PASSAGE PROVIDED =
Proposal is to pass the full configuration after it has been accepted by the system to an independent update routine for updating the affected objects in the user group manager.

Processing changes existing objects

As configuration changes are based on queue changes a single queue change could trigger multiple tracker object changes.

Applying the change from the configuration to an existing object in the structure of the user group manager would be initiated from the queue configuration traversal. All entries inside the limit are then processed. A comparison between the existing and new values is required to allow the correct removal of a limit via the updated configuration.

If the user object does not exist the update will be a NOP, otherwise the user object will be updated by calling the setter method with the corresponding values.

Wildcards will trigger an update of all objects of the specific type, user or group, for the queue they are linked to. These kinds of updates could be expensive which also warrants the case for comparison of the existing values.

Queue tracking

The queueTracker object is the location where the limits are actually stored. The user and group objects do not contain the settings.

The setter methods defined need to transparently handle the update. There should be no difference in behaviour to an update of existing values or setting values that do not exist. As an example: a leaf queue might have a value set for the maximum resources for the user. The new configuration does not have a value set. The setter must clear the existing value. Second example: a limit on a queue is not set for a group. The new configuration does set a limit for the group. This should not result in the queue(s) in the hierarchy to be created. If the queue exists in the hierarchy it will be updated.

The following change is made to the queueTracker object. New fields are added to store the limit for the applications and the resources. New methods are added to allow updating these new values from a configuration change.

package user_group_manager

type queueTracker struct {
	queueName           string
	resourceUsage       *Resource
	runningApplications map[string]boolean
	maxResourceUsage    *Resource
	maxRunningApps      unit64

	childQueues   map[string]*queueTracker
}

(qt *queueTracker) setMaxApplications(count uint64, queuePath string)
(qt *queueTracker) setMaxResources(resource *Resource, queuePath string)

An empty queue path indicates that the change needs to be applied to the current queue object. The queuePath is a fully qualified queue path that starts with “root’.

SOURCE EXCERPT =
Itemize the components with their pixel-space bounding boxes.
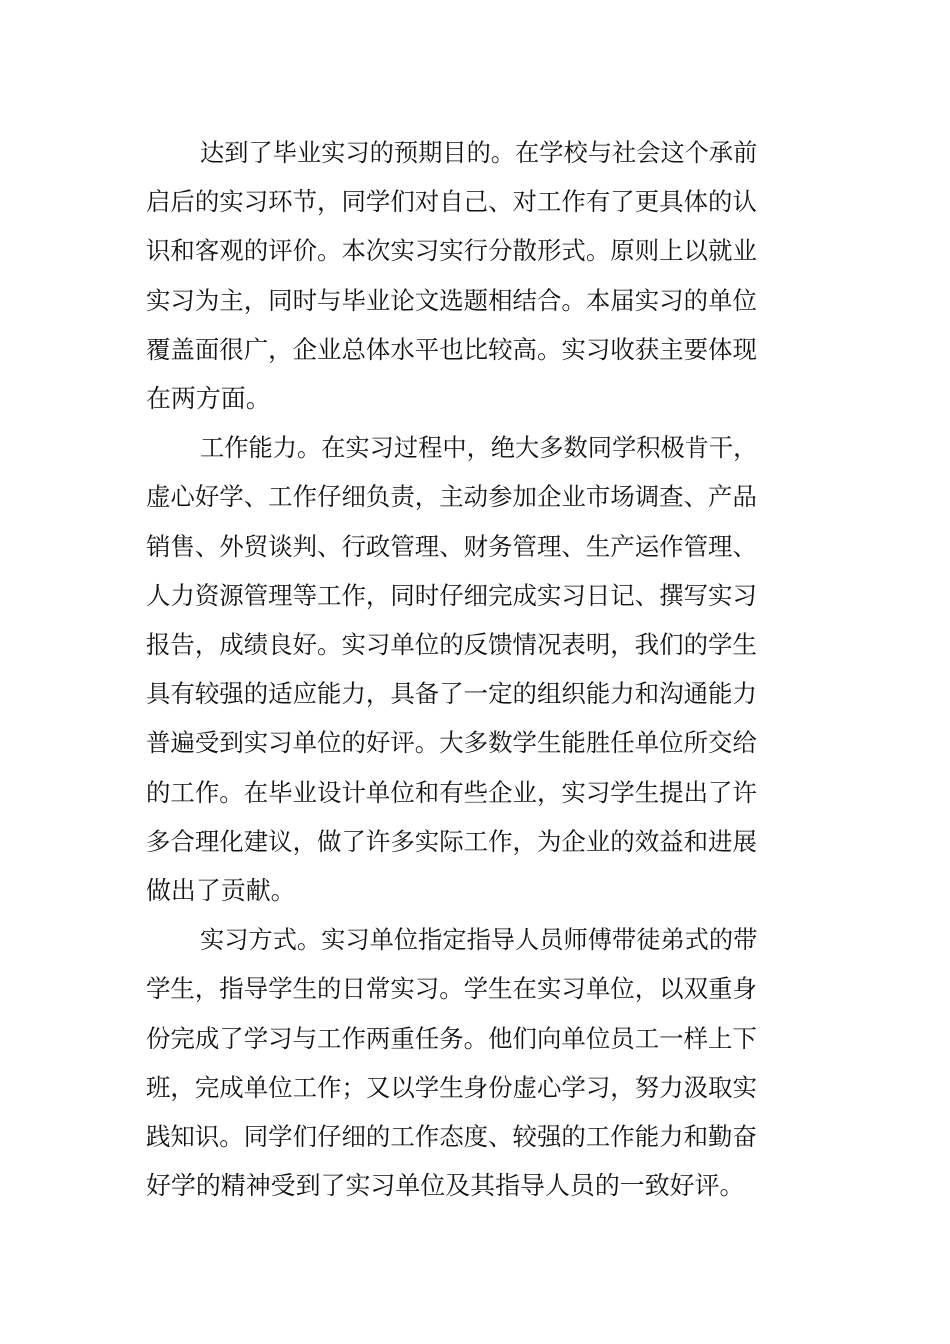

PROMPT =
Please extend the design text on applying configuration changes to limits in the user group manager, starting after its last sentence.

TASK RESULT =
User tracking

The following change is made to the userTracker object. New methods to allow updating the new limit values stored in the queue objects.

package user_group_manager

(ut *userTracker) setMaxApplications(count uint64, queuePath string)
(ut *userTracker) setMaxResources(resource *Resource, queuePath string)

Group tracking

The following change is made to the groupTracker object. New methods to allow updating the new limit values stored in the queue objects.

package user_group_manager

(ut *groupTracker) setMaxApplications(count uint64, queuePath string)
(ut *groupTracker) setMaxResources(resource *Resource, queuePath string)

New queue to track

As part of the usage tracking new objects are created for the users and or groups that are tracked. For users there is a change required to make sure the correct limits are set. This happens at two points while processing users. First is during the creation of a new user tracker object. Second is while increasing the usage of a queue which does not exist yet in the hierarchy.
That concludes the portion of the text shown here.